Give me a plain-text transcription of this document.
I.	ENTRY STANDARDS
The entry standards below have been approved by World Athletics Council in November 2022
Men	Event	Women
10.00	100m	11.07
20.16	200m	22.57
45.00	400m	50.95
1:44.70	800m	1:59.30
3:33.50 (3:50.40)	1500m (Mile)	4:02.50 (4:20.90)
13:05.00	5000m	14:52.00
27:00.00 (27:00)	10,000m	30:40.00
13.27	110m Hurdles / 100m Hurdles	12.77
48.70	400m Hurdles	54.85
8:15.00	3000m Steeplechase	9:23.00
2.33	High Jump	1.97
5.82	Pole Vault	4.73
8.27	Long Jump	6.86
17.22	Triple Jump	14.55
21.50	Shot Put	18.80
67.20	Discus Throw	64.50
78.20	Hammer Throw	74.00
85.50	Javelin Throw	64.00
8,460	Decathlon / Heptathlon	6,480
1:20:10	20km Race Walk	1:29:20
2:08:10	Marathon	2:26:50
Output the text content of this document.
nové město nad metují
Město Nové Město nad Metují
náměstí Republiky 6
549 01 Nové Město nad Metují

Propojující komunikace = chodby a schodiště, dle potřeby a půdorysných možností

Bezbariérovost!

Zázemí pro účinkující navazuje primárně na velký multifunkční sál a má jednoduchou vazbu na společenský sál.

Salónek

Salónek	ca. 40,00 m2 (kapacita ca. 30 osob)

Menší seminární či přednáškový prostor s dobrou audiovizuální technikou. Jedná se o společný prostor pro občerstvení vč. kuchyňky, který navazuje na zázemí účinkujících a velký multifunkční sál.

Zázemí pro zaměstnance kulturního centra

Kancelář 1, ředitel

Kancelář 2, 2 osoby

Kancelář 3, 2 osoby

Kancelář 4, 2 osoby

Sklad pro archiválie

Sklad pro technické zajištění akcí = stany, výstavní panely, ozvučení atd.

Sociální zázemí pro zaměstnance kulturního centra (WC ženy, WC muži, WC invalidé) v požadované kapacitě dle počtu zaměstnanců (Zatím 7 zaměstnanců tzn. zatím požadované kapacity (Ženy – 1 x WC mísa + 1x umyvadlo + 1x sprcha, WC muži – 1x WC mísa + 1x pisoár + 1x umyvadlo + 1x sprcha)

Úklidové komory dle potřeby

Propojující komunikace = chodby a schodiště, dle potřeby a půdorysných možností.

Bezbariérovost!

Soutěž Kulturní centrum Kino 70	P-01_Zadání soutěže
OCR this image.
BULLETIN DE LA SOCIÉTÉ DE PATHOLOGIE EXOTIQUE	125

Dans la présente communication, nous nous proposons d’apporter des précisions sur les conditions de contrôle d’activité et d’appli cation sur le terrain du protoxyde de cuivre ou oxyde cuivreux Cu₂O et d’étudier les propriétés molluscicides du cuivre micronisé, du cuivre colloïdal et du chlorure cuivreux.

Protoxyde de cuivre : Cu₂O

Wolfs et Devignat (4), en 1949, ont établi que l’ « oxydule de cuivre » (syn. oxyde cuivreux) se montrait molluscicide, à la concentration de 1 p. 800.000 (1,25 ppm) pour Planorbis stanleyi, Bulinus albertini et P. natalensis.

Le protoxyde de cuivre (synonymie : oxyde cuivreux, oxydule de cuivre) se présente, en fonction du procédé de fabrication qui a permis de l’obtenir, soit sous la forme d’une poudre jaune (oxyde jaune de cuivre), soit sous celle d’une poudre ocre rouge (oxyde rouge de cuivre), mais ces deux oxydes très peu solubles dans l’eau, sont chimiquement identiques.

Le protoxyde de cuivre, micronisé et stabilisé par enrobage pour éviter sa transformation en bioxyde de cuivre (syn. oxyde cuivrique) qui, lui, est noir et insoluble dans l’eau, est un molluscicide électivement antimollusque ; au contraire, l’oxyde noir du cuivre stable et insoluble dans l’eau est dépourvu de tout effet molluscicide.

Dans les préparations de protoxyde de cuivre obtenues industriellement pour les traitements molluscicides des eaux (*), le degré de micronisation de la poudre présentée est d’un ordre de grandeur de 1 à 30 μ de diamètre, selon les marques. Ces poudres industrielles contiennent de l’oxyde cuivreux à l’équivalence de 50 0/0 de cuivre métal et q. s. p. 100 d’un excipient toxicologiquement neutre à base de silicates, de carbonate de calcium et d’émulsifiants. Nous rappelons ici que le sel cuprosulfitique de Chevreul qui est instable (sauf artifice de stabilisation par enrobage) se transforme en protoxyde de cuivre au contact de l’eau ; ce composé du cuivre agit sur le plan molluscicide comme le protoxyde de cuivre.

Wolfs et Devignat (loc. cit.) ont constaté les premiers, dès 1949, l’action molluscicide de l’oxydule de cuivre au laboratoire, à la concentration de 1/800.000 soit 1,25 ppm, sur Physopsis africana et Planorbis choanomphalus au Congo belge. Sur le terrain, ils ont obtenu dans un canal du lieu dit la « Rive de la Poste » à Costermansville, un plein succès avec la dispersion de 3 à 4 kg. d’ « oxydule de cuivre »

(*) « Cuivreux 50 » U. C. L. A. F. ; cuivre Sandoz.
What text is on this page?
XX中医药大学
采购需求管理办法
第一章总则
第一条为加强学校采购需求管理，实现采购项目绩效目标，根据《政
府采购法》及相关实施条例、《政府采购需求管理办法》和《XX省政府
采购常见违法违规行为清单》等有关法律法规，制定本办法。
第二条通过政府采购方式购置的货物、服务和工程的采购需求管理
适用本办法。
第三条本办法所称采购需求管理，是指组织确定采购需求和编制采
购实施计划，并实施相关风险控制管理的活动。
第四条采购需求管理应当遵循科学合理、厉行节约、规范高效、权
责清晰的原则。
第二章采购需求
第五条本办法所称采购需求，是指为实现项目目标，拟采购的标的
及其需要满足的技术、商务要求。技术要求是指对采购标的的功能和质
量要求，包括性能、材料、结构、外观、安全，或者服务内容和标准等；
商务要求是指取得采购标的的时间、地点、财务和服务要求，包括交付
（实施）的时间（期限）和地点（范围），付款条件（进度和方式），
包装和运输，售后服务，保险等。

+ + + +

### [Instructions to follow]
Provide an exact reproduction of all the entries shown above.

### [Answer to this exercise]
Give me a plain-text transcription of this document.
I.	ENTRY STANDARDS
The entry standards below have been approved by World Athletics Council in November 2022
Men	Event	Women
10.00	100m	11.07
20.16	200m	22.57
45.00	400m	50.95
1:44.70	800m	1:59.30
3:33.50 (3:50.40)	1500m (Mile)	4:02.50 (4:20.90)
13:05.00	5000m	14:52.00
27:00.00 (27:00)	10,000m	30:40.00
13.27	110m Hurdles / 100m Hurdles	12.77
48.70	400m Hurdles	54.85
8:15.00	3000m Steeplechase	9:23.00
2.33	High Jump	1.97
5.82	Pole Vault	4.73
8.27	Long Jump	6.86
17.22	Triple Jump	14.55
21.50	Shot Put	18.80
67.20	Discus Throw	64.50
78.20	Hammer Throw	74.00
85.50	Javelin Throw	64.00
8,460	Decathlon / Heptathlon	6,480
1:20:10	20km Race Walk	1:29:20
2:08:10	Marathon	2:26:50
Output the text content of this document.
nové město nad metují
Město Nové Město nad Metují
náměstí Republiky 6
549 01 Nové Město nad Metují

Propojující komunikace = chodby a schodiště, dle potřeby a půdorysných možností

Bezbariérovost!

Zázemí pro účinkující navazuje primárně na velký multifunkční sál a má jednoduchou vazbu na společenský sál.

Salónek

Salónek	ca. 40,00 m2 (kapacita ca. 30 osob)

Menší seminární či přednáškový prostor s dobrou audiovizuální technikou. Jedná se o společný prostor pro občerstvení vč. kuchyňky, který navazuje na zázemí účinkujících a velký multifunkční sál.

Zázemí pro zaměstnance kulturního centra

Kancelář 1, ředitel

Kancelář 2, 2 osoby

Kancelář 3, 2 osoby

Kancelář 4, 2 osoby

Sklad pro archiválie

Sklad pro technické zajištění akcí = stany, výstavní panely, ozvučení atd.

Sociální zázemí pro zaměstnance kulturního centra (WC ženy, WC muži, WC invalidé) v požadované kapacitě dle počtu zaměstnanců (Zatím 7 zaměstnanců tzn. zatím požadované kapacity (Ženy – 1 x WC mísa + 1x umyvadlo + 1x sprcha, WC muži – 1x WC mísa + 1x pisoár + 1x umyvadlo + 1x sprcha)

Úklidové komory dle potřeby

Propojující komunikace = chodby a schodiště, dle potřeby a půdorysných možností.

Bezbariérovost!

Soutěž Kulturní centrum Kino 70	P-01_Zadání soutěže
OCR this image.
BULLETIN DE LA SOCIÉTÉ DE PATHOLOGIE EXOTIQUE	125

Dans la présente communication, nous nous proposons d’apporter des précisions sur les conditions de contrôle d’activité et d’appli cation sur le terrain du protoxyde de cuivre ou oxyde cuivreux Cu₂O et d’étudier les propriétés molluscicides du cuivre micronisé, du cuivre colloïdal et du chlorure cuivreux.

Protoxyde de cuivre : Cu₂O

Wolfs et Devignat (4), en 1949, ont établi que l’ « oxydule de cuivre » (syn. oxyde cuivreux) se montrait molluscicide, à la concentration de 1 p. 800.000 (1,25 ppm) pour Planorbis stanleyi, Bulinus albertini et P. natalensis.

Le protoxyde de cuivre (synonymie : oxyde cuivreux, oxydule de cuivre) se présente, en fonction du procédé de fabrication qui a permis de l’obtenir, soit sous la forme d’une poudre jaune (oxyde jaune de cuivre), soit sous celle d’une poudre ocre rouge (oxyde rouge de cuivre), mais ces deux oxydes très peu solubles dans l’eau, sont chimiquement identiques.

Le protoxyde de cuivre, micronisé et stabilisé par enrobage pour éviter sa transformation en bioxyde de cuivre (syn. oxyde cuivrique) qui, lui, est noir et insoluble dans l’eau, est un molluscicide électivement antimollusque ; au contraire, l’oxyde noir du cuivre stable et insoluble dans l’eau est dépourvu de tout effet molluscicide.

Dans les préparations de protoxyde de cuivre obtenues industriellement pour les traitements molluscicides des eaux (*), le degré de micronisation de la poudre présentée est d’un ordre de grandeur de 1 à 30 μ de diamètre, selon les marques. Ces poudres industrielles contiennent de l’oxyde cuivreux à l’équivalence de 50 0/0 de cuivre métal et q. s. p. 100 d’un excipient toxicologiquement neutre à base de silicates, de carbonate de calcium et d’émulsifiants. Nous rappelons ici que le sel cuprosulfitique de Chevreul qui est instable (sauf artifice de stabilisation par enrobage) se transforme en protoxyde de cuivre au contact de l’eau ; ce composé du cuivre agit sur le plan molluscicide comme le protoxyde de cuivre.

Wolfs et Devignat (loc. cit.) ont constaté les premiers, dès 1949, l’action molluscicide de l’oxydule de cuivre au laboratoire, à la concentration de 1/800.000 soit 1,25 ppm, sur Physopsis africana et Planorbis choanomphalus au Congo belge. Sur le terrain, ils ont obtenu dans un canal du lieu dit la « Rive de la Poste » à Costermansville, un plein succès avec la dispersion de 3 à 4 kg. d’ « oxydule de cuivre »

(*) « Cuivreux 50 » U. C. L. A. F. ; cuivre Sandoz.
What text is on this page?
XX中医药大学
采购需求管理办法
第一章总则
第一条为加强学校采购需求管理，实现采购项目绩效目标，根据《政
府采购法》及相关实施条例、《政府采购需求管理办法》和《XX省政府
采购常见违法违规行为清单》等有关法律法规，制定本办法。
第二条通过政府采购方式购置的货物、服务和工程的采购需求管理
适用本办法。
第三条本办法所称采购需求管理，是指组织确定采购需求和编制采
购实施计划，并实施相关风险控制管理的活动。
第四条采购需求管理应当遵循科学合理、厉行节约、规范高效、权
责清晰的原则。
第二章采购需求
第五条本办法所称采购需求，是指为实现项目目标，拟采购的标的
及其需要满足的技术、商务要求。技术要求是指对采购标的的功能和质
量要求，包括性能、材料、结构、外观、安全，或者服务内容和标准等；
商务要求是指取得采购标的的时间、地点、财务和服务要求，包括交付
（实施）的时间（期限）和地点（范围），付款条件（进度和方式），
包装和运输，售后服务，保险等。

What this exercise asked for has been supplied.